EXERCÍCIOS PROPOSTOS:
1. Na matéria sobre Chávez e o Mercosul, o que a Comissão de Relações Exteriores do Senado aprovou no dia 30?
2. Transcreva ao pé da letra o trecho da matéria sobre Chávez e o Mercosul que começa em "Mesmo acreditando que" e termina em "voto no bloco.".

TEXTO DE ORIGEM:

Declaração abre guerra no Congresso e oposição promete dificultar ao máximo ingresso no bloco comercial
Se o presidente Hugo Chávez queria tornar a Venezuela membro pleno do Mercosul, não poderia ter encontrado momento pior para atacar o Congresso brasileiro. O Itamaraty enviou na semana passada ao Congresso o protocolo de adesão plena da Venezuela à união aduaneira. Furiosos com as declarações de Chávez, parlamentares da oposição garantem que o protocolo não tem futuro no
Congresso.
Tudo começou no dia 30, quando a Comissão de Relações Exteriores do Senado aprovou um pedido ao governo venezuelano para que reconsiderasse a decisão de não renovar a concessão da RCTV. O troco veio no dia seguinte. “Que triste para o povo brasileiro!”, lamentou Chávez, ao lado do
secretário-geral do Partido Comunista do Vietnã, Nong Duc Manh, que vinha do Brasil. “Minhas condolências para esse povo, que não merece isso. Um Congresso que repete como um papagaio o que dizem em Washington. Que prejuízo esse Congresso causa à integração latino-americana!”
Mesmo acreditando que a Venezuela padece de “excesso de democracia”, o presidente Luiz Inácio Lula da Silva saiu em defesa do Congresso, assim como os presidentes do Senado, Renan Calheiros (PMDB-AL), e da Câmara, Arlindo Chinaglia (PT-SP). E o tempo fechou para a Venezuela em Brasília, justamente quando a comissão de nove senadores e nove deputados que representam o
Brasil no Parlamento do Mercosul se prepara para discutir o pedido de adesão plena da Venezuela, que hoje não tem poder de voto no bloco.
Para o DEM e o PSDB, a Cláusula Democrática do Mercosul exclui países autoritários, como seria o caso da Venezuela. “Lembra-se do Paraguai?”, pergunta o líder do DEM no Senado, José Agripino (RN), referindo-se ao apoio do governo Fernando Henrique Cardoso, em 1996, ao então presidente
paraguaio, Juan Carlos Wasmosy, contra a tentativa de golpe do comandante das Forças Armadas, general Lino Oviedo. A Cláusula Democrática foi inspirada nesse episódio.
“Uma condição sine qua non para a presença de países no Mercosul é o Estado Democrático de Direito completo”, enfatiza Agripino. “O Brasil tem a obrigação de fazer o mesmo em relação à Venezuela. É claro que está maculada a democracia venezuelana. Foi aplicada a lei da mordaça e a oposição está garroteada, sufocada, praticamente inexistente.” Segundo o senador, “os Democratas, até para honrarem o nome do partido, vão ter que exigir uma demonstração clara da substância democrática da Venezuela”.
A Venezuela pode não virar membro pleno do Mercosul, mas Chávez conseguiu repetir, no Brasil, a proeza realizada no seu país: a de polarizá-lo em torno de identidades e fantasmas que se julgavam sepultados.

LISTA DE ENTRADAS:
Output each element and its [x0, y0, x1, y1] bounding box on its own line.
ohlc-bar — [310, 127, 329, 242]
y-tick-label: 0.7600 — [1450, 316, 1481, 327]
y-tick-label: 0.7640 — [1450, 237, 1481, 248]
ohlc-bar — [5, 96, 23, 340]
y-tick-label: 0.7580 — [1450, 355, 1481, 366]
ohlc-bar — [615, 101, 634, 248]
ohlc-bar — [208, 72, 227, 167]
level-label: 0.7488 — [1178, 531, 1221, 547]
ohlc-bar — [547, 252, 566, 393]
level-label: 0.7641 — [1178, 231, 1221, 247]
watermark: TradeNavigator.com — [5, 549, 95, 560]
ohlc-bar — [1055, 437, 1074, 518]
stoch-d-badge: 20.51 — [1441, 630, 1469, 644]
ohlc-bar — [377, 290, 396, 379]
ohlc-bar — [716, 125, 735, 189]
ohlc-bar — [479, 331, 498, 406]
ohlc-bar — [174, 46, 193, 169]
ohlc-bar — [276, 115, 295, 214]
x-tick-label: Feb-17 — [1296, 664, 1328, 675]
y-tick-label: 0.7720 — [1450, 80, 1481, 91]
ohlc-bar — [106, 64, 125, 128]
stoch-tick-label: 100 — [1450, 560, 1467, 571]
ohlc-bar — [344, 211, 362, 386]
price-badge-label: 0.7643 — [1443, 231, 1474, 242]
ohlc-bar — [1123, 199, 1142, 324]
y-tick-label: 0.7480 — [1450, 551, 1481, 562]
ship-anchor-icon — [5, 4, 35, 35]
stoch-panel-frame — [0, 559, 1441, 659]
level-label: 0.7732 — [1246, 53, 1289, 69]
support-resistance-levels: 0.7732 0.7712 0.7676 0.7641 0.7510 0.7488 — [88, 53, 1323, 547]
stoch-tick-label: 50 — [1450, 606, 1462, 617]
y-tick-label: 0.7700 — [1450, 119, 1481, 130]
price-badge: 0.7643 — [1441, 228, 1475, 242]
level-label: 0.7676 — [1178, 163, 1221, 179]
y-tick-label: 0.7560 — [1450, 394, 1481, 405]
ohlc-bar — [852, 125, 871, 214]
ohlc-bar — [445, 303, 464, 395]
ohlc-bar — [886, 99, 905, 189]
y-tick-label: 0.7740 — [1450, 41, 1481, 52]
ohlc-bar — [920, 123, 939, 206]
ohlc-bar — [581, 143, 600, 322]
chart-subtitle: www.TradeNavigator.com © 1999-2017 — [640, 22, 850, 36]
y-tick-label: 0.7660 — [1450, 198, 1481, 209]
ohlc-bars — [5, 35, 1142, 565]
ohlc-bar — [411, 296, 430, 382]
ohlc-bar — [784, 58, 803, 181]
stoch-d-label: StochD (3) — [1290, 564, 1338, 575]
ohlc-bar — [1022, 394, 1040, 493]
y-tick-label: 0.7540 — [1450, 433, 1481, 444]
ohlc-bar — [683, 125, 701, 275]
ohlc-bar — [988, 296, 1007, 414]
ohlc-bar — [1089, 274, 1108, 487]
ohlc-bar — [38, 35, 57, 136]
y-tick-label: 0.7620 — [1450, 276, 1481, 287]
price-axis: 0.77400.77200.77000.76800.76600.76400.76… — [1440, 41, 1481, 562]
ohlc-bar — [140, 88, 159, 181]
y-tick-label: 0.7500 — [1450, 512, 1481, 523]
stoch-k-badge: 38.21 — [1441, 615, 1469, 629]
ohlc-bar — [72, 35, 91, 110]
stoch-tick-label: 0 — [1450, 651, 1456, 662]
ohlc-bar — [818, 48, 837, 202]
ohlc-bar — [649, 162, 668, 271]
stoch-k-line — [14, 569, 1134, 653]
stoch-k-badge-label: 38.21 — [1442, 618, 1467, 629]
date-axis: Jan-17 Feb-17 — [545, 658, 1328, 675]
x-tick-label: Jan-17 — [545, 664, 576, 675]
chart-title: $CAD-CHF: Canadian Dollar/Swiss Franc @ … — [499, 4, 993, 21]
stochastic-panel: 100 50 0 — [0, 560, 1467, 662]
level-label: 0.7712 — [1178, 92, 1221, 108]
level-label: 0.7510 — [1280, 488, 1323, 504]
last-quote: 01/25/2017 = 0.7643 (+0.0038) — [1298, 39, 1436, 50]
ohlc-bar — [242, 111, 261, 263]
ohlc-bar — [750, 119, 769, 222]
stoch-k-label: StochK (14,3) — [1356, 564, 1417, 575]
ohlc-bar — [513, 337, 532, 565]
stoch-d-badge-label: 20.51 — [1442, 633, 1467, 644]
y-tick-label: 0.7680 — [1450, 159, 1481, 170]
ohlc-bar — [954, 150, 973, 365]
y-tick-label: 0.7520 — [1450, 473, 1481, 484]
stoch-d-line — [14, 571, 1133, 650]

RESPOSTAS POR TAREFA:
1. Um pedido ao governo venezuelano para que reconsiderasse a decisão de não renovar a concessão da RCTV.

2.
Mesmo acreditando que a Venezuela padece de “excesso de democracia”, o presidente Luiz Inácio Lula da Silva saiu em defesa do Congresso, assim como os presidentes do Senado, Renan Calheiros (PMDB-AL), e da Câmara, Arlindo Chinaglia (PT-SP). E o tempo fechou para a Venezuela em Brasília, justamente quando a comissão de nove senadores e nove deputados que representam o
Brasil no Parlamento do Mercosul se prepara para discutir o pedido de adesão plena da Venezuela, que hoje não tem poder de voto no bloco.